▶ SET EXERCISE
Determine which lines of the records include the word "caule", and copy them.

Stored records
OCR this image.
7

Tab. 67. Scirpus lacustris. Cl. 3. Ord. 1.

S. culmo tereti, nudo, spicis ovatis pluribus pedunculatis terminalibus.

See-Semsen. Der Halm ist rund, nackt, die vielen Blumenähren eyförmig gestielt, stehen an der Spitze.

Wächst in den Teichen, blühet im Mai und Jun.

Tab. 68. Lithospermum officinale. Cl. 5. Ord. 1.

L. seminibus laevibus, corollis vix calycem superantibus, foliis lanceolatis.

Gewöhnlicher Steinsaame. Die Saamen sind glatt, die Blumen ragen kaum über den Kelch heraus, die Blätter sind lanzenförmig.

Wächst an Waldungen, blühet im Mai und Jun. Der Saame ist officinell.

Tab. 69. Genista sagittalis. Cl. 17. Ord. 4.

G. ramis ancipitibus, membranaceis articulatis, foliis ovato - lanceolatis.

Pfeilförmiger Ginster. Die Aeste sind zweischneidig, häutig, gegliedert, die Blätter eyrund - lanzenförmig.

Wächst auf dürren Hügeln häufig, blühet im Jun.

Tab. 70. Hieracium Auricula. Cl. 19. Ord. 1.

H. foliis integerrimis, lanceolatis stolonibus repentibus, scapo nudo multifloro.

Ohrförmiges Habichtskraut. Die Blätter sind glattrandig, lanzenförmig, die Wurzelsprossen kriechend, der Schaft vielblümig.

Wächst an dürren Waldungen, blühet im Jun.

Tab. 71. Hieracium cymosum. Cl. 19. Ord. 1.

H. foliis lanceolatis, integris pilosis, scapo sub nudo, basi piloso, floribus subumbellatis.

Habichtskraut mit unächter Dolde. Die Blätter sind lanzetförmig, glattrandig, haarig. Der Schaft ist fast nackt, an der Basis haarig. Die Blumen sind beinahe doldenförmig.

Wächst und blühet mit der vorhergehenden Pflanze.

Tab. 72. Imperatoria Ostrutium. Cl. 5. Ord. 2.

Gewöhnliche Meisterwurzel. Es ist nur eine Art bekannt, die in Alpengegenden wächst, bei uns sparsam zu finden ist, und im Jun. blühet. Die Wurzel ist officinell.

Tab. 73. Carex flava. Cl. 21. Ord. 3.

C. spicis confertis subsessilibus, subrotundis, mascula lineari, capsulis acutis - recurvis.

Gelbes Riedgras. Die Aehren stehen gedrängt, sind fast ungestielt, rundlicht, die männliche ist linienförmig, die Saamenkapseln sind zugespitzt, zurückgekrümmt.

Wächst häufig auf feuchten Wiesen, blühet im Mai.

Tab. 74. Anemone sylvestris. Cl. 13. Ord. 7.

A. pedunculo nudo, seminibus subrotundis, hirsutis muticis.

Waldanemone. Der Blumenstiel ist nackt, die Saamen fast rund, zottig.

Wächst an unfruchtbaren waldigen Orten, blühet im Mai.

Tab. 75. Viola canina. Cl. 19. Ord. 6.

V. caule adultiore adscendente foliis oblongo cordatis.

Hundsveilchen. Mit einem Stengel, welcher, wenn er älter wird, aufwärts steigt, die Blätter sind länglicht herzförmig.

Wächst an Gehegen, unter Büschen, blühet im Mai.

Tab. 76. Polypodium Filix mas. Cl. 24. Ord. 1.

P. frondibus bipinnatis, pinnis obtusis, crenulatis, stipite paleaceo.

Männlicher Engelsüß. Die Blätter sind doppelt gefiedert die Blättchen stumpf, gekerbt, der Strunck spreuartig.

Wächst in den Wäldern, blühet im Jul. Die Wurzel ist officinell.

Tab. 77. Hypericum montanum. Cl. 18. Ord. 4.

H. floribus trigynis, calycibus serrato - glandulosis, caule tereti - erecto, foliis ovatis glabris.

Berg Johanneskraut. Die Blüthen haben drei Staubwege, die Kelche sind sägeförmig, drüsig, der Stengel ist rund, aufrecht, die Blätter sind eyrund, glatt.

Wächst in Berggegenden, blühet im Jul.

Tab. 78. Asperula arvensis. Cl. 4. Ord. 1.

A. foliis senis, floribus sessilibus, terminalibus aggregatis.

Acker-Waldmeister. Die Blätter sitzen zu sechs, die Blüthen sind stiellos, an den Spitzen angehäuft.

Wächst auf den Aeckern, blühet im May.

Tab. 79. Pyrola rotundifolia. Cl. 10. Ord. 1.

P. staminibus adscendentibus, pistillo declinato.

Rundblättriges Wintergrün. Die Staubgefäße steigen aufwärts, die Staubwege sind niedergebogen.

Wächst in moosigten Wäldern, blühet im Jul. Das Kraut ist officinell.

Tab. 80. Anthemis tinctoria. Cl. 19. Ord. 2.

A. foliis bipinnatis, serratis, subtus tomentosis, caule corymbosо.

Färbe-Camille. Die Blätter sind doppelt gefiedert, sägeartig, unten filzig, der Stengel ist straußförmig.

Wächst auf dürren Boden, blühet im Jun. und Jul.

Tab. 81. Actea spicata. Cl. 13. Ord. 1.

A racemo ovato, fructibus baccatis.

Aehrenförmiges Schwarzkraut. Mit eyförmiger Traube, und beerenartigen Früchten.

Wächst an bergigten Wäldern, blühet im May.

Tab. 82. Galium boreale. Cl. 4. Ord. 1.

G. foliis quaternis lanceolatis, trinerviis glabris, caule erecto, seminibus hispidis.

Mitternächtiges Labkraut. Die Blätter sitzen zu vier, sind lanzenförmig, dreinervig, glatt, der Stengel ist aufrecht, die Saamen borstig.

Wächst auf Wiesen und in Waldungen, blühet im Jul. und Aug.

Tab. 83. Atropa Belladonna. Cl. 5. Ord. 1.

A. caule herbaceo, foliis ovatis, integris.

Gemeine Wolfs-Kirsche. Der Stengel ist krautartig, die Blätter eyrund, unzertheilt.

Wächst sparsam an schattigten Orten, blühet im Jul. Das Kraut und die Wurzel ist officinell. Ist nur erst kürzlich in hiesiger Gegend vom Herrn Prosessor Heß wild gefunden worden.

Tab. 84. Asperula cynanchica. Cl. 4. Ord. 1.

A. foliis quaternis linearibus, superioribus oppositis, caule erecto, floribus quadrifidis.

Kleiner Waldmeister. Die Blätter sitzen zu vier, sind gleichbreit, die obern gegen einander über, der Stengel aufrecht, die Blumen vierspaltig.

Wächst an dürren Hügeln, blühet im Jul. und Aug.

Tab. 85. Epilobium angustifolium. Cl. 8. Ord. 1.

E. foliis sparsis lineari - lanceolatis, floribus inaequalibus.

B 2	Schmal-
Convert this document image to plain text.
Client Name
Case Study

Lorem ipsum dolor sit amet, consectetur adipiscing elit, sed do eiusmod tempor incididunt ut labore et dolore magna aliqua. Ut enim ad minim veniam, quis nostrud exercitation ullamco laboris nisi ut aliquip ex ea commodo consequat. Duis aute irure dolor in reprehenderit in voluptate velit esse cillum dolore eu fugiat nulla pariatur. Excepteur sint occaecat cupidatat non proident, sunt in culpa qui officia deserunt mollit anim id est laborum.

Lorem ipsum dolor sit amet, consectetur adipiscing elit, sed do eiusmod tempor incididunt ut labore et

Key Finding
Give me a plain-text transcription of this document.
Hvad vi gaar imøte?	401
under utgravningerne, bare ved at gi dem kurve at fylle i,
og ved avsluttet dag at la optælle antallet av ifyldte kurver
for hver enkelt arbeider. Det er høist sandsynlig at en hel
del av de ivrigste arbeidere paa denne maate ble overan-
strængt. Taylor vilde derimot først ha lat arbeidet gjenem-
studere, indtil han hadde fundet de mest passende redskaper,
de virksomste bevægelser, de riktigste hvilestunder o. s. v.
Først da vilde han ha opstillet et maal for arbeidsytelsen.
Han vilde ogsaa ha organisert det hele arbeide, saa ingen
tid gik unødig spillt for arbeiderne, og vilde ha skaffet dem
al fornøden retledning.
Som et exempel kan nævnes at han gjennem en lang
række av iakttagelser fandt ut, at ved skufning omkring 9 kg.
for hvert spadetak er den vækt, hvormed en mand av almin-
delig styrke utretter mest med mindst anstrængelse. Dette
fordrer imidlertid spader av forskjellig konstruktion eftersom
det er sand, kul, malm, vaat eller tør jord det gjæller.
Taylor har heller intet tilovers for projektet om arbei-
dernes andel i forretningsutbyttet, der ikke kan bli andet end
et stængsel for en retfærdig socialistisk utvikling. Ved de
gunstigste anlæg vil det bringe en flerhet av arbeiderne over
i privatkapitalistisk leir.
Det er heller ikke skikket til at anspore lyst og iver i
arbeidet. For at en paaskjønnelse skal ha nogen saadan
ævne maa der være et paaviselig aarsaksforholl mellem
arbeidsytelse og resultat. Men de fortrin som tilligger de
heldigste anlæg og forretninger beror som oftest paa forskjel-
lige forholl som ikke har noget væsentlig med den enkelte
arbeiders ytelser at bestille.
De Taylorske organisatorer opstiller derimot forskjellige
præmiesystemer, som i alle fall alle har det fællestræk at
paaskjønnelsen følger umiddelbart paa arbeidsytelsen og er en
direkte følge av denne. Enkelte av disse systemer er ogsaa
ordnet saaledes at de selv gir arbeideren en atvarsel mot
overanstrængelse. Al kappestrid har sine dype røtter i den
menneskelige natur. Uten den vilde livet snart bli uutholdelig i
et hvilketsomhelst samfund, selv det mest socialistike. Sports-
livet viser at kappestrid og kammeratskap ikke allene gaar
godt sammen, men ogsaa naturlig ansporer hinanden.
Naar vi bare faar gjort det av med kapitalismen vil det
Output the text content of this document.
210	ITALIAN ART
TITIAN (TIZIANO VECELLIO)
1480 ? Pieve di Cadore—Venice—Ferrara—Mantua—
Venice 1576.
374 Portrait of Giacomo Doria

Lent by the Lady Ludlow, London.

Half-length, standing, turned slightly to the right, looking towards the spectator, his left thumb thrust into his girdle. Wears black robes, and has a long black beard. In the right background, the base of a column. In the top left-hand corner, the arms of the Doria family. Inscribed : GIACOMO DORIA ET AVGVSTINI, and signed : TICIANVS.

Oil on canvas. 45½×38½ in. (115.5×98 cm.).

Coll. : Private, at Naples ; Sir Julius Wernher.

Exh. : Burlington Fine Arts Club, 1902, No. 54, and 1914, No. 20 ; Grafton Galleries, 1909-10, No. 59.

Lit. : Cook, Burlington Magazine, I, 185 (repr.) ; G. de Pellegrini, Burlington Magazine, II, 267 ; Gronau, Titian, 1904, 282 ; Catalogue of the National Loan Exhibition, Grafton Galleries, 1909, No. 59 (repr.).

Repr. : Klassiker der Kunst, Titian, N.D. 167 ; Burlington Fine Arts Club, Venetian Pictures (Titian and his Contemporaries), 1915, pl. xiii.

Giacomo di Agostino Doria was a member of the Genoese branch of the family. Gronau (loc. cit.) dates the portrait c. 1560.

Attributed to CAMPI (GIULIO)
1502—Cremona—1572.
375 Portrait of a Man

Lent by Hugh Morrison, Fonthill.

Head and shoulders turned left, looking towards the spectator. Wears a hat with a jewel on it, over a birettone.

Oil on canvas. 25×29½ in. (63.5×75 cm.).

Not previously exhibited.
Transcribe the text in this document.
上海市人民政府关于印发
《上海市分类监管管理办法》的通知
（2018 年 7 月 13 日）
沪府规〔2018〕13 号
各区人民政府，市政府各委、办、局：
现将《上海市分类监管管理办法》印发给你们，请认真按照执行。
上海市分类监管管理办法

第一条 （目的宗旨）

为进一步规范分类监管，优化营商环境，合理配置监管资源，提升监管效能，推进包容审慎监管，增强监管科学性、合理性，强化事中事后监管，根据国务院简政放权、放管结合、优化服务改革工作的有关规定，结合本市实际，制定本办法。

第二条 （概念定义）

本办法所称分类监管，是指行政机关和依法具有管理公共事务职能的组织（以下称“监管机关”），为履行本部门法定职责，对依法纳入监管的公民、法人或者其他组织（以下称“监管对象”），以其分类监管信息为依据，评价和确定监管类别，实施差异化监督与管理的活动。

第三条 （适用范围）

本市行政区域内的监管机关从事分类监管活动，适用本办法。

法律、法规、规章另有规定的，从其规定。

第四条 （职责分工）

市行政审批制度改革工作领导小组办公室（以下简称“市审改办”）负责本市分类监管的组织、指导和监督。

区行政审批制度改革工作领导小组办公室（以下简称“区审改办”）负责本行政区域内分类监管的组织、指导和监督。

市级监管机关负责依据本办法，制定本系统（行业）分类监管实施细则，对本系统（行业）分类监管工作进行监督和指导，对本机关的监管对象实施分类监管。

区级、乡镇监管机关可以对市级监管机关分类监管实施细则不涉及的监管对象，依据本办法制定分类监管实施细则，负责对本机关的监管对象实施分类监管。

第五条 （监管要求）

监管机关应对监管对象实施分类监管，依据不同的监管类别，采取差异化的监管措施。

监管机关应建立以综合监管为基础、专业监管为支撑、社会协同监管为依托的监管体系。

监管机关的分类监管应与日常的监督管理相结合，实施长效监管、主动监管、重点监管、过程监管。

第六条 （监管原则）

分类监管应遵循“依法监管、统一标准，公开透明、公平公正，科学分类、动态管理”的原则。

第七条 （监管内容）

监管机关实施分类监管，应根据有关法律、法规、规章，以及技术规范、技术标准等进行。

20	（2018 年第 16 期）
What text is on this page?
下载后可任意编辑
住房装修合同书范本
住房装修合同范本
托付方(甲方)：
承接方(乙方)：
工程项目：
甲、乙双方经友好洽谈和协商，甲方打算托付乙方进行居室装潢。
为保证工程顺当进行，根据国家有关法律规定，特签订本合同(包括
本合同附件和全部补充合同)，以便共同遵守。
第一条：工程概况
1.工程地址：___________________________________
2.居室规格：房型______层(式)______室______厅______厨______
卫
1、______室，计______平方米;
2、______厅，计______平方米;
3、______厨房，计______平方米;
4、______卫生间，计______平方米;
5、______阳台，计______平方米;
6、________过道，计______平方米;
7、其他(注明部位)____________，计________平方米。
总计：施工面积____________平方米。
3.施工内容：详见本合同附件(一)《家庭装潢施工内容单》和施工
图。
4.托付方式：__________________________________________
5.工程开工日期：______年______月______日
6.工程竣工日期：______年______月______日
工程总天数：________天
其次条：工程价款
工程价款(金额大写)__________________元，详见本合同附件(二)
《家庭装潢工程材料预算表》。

▶ OUTPUT FOR THIS TASK
V. caule adultiore adscendente foliis oblongo cordatis.
H. floribus trigynis, calycibus serrato - glandulosis, caule tereti - erecto, foliis ovatis glabris.
A. foliis bipinnatis, serratis, subtus tomentosis, caule corymbosо.
G. foliis quaternis lanceolatis, trinerviis glabris, caule erecto, seminibus hispidis.
A. caule herbaceo, foliis ovatis, integris.
A. foliis quaternis linearibus, superioribus oppositis, caule erecto, floribus quadrifidis.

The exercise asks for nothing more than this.